_TASK BRIEF:_
Entries follow. Set all of them down as they stand.

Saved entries
__________
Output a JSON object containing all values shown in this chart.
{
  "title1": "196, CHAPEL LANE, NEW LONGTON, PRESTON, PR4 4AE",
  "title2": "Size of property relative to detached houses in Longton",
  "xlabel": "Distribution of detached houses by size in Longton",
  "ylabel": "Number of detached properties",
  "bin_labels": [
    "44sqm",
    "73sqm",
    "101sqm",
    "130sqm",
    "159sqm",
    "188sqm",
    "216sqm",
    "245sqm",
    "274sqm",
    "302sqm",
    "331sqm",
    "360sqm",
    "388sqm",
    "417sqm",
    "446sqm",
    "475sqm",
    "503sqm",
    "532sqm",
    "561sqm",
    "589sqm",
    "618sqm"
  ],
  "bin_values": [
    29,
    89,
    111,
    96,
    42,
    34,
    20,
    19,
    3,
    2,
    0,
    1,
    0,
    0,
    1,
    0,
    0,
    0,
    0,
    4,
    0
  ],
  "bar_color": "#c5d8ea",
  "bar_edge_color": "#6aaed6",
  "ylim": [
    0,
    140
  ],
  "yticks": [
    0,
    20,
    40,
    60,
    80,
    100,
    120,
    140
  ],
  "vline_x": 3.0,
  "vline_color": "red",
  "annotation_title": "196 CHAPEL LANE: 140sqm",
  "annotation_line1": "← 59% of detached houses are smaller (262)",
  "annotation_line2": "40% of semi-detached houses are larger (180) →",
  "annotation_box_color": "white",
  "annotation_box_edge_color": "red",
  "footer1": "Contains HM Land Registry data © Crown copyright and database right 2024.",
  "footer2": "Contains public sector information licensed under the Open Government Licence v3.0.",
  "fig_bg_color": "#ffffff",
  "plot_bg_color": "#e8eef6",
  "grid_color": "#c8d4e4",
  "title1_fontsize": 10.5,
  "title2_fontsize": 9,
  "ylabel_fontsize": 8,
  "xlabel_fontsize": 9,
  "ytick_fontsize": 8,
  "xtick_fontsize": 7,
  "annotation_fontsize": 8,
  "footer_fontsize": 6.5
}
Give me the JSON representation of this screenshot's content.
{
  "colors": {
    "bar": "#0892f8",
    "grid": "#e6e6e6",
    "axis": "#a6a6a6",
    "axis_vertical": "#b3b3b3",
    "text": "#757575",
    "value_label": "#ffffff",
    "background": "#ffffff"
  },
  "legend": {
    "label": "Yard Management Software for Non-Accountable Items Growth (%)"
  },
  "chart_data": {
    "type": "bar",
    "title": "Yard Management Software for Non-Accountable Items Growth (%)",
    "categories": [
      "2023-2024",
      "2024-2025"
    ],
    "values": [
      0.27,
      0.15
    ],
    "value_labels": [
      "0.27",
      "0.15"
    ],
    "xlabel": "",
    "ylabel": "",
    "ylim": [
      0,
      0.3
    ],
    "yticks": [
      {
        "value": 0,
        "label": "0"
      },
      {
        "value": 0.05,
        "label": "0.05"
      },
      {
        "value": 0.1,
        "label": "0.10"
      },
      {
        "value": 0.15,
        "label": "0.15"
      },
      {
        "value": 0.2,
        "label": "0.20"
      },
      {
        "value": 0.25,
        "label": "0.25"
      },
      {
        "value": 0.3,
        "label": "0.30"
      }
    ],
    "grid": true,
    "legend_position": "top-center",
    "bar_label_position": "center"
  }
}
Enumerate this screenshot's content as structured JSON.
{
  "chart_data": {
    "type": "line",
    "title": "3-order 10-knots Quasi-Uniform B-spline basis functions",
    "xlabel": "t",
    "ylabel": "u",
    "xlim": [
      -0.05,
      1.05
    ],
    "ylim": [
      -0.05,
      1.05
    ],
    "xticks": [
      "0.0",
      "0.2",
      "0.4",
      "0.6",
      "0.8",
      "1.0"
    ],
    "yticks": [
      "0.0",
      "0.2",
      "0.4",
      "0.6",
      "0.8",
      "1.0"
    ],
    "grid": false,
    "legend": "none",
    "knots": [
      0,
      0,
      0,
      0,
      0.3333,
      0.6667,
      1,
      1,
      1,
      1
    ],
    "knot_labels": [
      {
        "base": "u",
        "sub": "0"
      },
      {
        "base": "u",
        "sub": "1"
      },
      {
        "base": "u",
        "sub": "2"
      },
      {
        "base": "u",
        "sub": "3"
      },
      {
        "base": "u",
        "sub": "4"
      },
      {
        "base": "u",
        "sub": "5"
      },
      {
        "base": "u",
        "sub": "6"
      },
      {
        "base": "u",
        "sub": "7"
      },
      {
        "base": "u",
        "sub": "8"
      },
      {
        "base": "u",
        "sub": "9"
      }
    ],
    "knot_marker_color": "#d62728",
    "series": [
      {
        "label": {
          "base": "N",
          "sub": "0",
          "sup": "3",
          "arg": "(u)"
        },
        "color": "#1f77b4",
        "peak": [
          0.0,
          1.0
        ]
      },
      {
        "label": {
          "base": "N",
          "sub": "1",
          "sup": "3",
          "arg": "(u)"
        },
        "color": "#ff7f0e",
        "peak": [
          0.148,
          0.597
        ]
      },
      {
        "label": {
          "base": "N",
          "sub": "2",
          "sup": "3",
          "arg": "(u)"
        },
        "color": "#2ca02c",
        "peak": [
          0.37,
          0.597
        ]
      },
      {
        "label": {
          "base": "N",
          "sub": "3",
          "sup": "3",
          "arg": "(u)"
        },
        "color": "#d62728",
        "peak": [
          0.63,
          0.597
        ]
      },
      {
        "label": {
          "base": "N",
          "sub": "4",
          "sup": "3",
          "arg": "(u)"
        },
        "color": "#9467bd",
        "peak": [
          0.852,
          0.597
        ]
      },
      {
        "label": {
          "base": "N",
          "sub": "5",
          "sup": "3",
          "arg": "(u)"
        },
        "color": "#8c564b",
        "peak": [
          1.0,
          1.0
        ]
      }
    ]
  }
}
__________
_EXERCISE ANSWER:_
Output a JSON object containing all values shown in this chart.
{
  "title1": "196, CHAPEL LANE, NEW LONGTON, PRESTON, PR4 4AE",
  "title2": "Size of property relative to detached houses in Longton",
  "xlabel": "Distribution of detached houses by size in Longton",
  "ylabel": "Number of detached properties",
  "bin_labels": [
    "44sqm",
    "73sqm",
    "101sqm",
    "130sqm",
    "159sqm",
    "188sqm",
    "216sqm",
    "245sqm",
    "274sqm",
    "302sqm",
    "331sqm",
    "360sqm",
    "388sqm",
    "417sqm",
    "446sqm",
    "475sqm",
    "503sqm",
    "532sqm",
    "561sqm",
    "589sqm",
    "618sqm"
  ],
  "bin_values": [
    29,
    89,
    111,
    96,
    42,
    34,
    20,
    19,
    3,
    2,
    0,
    1,
    0,
    0,
    1,
    0,
    0,
    0,
    0,
    4,
    0
  ],
  "bar_color": "#c5d8ea",
  "bar_edge_color": "#6aaed6",
  "ylim": [
    0,
    140
  ],
  "yticks": [
    0,
    20,
    40,
    60,
    80,
    100,
    120,
    140
  ],
  "vline_x": 3.0,
  "vline_color": "red",
  "annotation_title": "196 CHAPEL LANE: 140sqm",
  "annotation_line1": "← 59% of detached houses are smaller (262)",
  "annotation_line2": "40% of semi-detached houses are larger (180) →",
  "annotation_box_color": "white",
  "annotation_box_edge_color": "red",
  "footer1": "Contains HM Land Registry data © Crown copyright and database right 2024.",
  "footer2": "Contains public sector information licensed under the Open Government Licence v3.0.",
  "fig_bg_color": "#ffffff",
  "plot_bg_color": "#e8eef6",
  "grid_color": "#c8d4e4",
  "title1_fontsize": 10.5,
  "title2_fontsize": 9,
  "ylabel_fontsize": 8,
  "xlabel_fontsize": 9,
  "ytick_fontsize": 8,
  "xtick_fontsize": 7,
  "annotation_fontsize": 8,
  "footer_fontsize": 6.5
}
Give me the JSON representation of this screenshot's content.
{
  "colors": {
    "bar": "#0892f8",
    "grid": "#e6e6e6",
    "axis": "#a6a6a6",
    "axis_vertical": "#b3b3b3",
    "text": "#757575",
    "value_label": "#ffffff",
    "background": "#ffffff"
  },
  "legend": {
    "label": "Yard Management Software for Non-Accountable Items Growth (%)"
  },
  "chart_data": {
    "type": "bar",
    "title": "Yard Management Software for Non-Accountable Items Growth (%)",
    "categories": [
      "2023-2024",
      "2024-2025"
    ],
    "values": [
      0.27,
      0.15
    ],
    "value_labels": [
      "0.27",
      "0.15"
    ],
    "xlabel": "",
    "ylabel": "",
    "ylim": [
      0,
      0.3
    ],
    "yticks": [
      {
        "value": 0,
        "label": "0"
      },
      {
        "value": 0.05,
        "label": "0.05"
      },
      {
        "value": 0.1,
        "label": "0.10"
      },
      {
        "value": 0.15,
        "label": "0.15"
      },
      {
        "value": 0.2,
        "label": "0.20"
      },
      {
        "value": 0.25,
        "label": "0.25"
      },
      {
        "value": 0.3,
        "label": "0.30"
      }
    ],
    "grid": true,
    "legend_position": "top-center",
    "bar_label_position": "center"
  }
}
Enumerate this screenshot's content as structured JSON.
{
  "chart_data": {
    "type": "line",
    "title": "3-order 10-knots Quasi-Uniform B-spline basis functions",
    "xlabel": "t",
    "ylabel": "u",
    "xlim": [
      -0.05,
      1.05
    ],
    "ylim": [
      -0.05,
      1.05
    ],
    "xticks": [
      "0.0",
      "0.2",
      "0.4",
      "0.6",
      "0.8",
      "1.0"
    ],
    "yticks": [
      "0.0",
      "0.2",
      "0.4",
      "0.6",
      "0.8",
      "1.0"
    ],
    "grid": false,
    "legend": "none",
    "knots": [
      0,
      0,
      0,
      0,
      0.3333,
      0.6667,
      1,
      1,
      1,
      1
    ],
    "knot_labels": [
      {
        "base": "u",
        "sub": "0"
      },
      {
        "base": "u",
        "sub": "1"
      },
      {
        "base": "u",
        "sub": "2"
      },
      {
        "base": "u",
        "sub": "3"
      },
      {
        "base": "u",
        "sub": "4"
      },
      {
        "base": "u",
        "sub": "5"
      },
      {
        "base": "u",
        "sub": "6"
      },
      {
        "base": "u",
        "sub": "7"
      },
      {
        "base": "u",
        "sub": "8"
      },
      {
        "base": "u",
        "sub": "9"
      }
    ],
    "knot_marker_color": "#d62728",
    "series": [
      {
        "label": {
          "base": "N",
          "sub": "0",
          "sup": "3",
          "arg": "(u)"
        },
        "color": "#1f77b4",
        "peak": [
          0.0,
          1.0
        ]
      },
      {
        "label": {
          "base": "N",
          "sub": "1",
          "sup": "3",
          "arg": "(u)"
        },
        "color": "#ff7f0e",
        "peak": [
          0.148,
          0.597
        ]
      },
      {
        "label": {
          "base": "N",
          "sub": "2",
          "sup": "3",
          "arg": "(u)"
        },
        "color": "#2ca02c",
        "peak": [
          0.37,
          0.597
        ]
      },
      {
        "label": {
          "base": "N",
          "sub": "3",
          "sup": "3",
          "arg": "(u)"
        },
        "color": "#d62728",
        "peak": [
          0.63,
          0.597
        ]
      },
      {
        "label": {
          "base": "N",
          "sub": "4",
          "sup": "3",
          "arg": "(u)"
        },
        "color": "#9467bd",
        "peak": [
          0.852,
          0.597
        ]
      },
      {
        "label": {
          "base": "N",
          "sub": "5",
          "sup": "3",
          "arg": "(u)"
        },
        "color": "#8c564b",
        "peak": [
          1.0,
          1.0
        ]
      }
    ]
  }
}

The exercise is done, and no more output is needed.